▸ **EXCERPTED RECORDS**
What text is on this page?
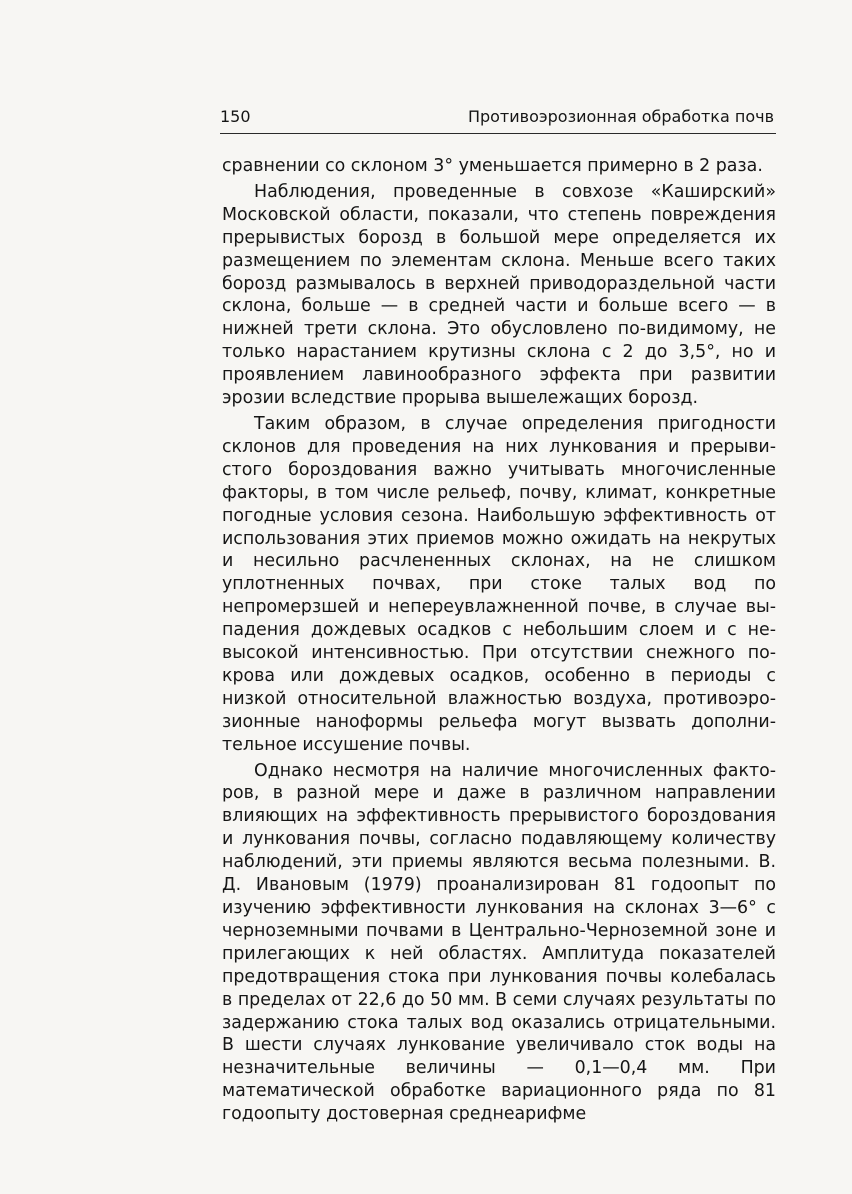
150	Противоэрозионная обработка почв

сравнении со склоном 3° уменьшается примерно в 2 раза.

Наблюдения, проведенные в совхозе «Каширский» Московской области, показали, что степень повреждения прерывистых борозд в большой мере определяется их размещением по элементам склона. Меньше всего таких борозд размывалось в верхней приводораздельной части склона, больше — в средней части и больше всего — в нижней трети склона. Это обусловлено по-видимому, не только нарастанием крутизны склона с 2 до 3,5°, но и проявлением лавинообразного эффекта при развитии эрозии вследствие прорыва вышележащих борозд.

Таким образом, в случае определения пригодности склонов для проведения на них лункования и прерывистого бороздования важно учитывать многочисленные факторы, в том числе рельеф, почву, климат, конкретные погодные условия сезона. Наибольшую эффективность от использования этих приемов можно ожидать на некрутых и несильно расчлененных склонах, на не слишком уплотненных почвах, при стоке талых вод по непромерзшей и непереувлажненной почве, в случае выпадения дождевых осадков с небольшим слоем и с невысокой интенсивностью. При отсутствии снежного покрова или дождевых осадков, особенно в периоды с низкой относительной влажностью воздуха, противоэрозионные наноформы рельефа могут вызвать дополнительное иссушение почвы.

Однако несмотря на наличие многочисленных факторов, в разной мере и даже в различном направлении влияющих на эффективность прерывистого бороздования и лункования почвы, согласно подавляющему количеству наблюдений, эти приемы являются весьма полезными. В. Д. Ивановым (1979) проанализирован 81 годоопыт по изучению эффективности лункования на склонах 3—6° с черноземными почвами в Центрально-Черноземной зоне и прилегающих к ней областях. Амплитуда показателей предотвращения стока при лункования почвы колебалась в пределах от 22,6 до 50 мм. В семи случаях результаты по задержанию стока талых вод оказались отрицательными. В шести случаях лункование увеличивало сток воды на незначительные величины — 0,1—0,4 мм. При математической обработке вариационного ряда по 81 годоопыту достоверная среднеарифме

▸ **TASK PROMPT**
State the number of lines in the data that include the string "талых", and add nothing else.

▸ **THE OUTPUT**
2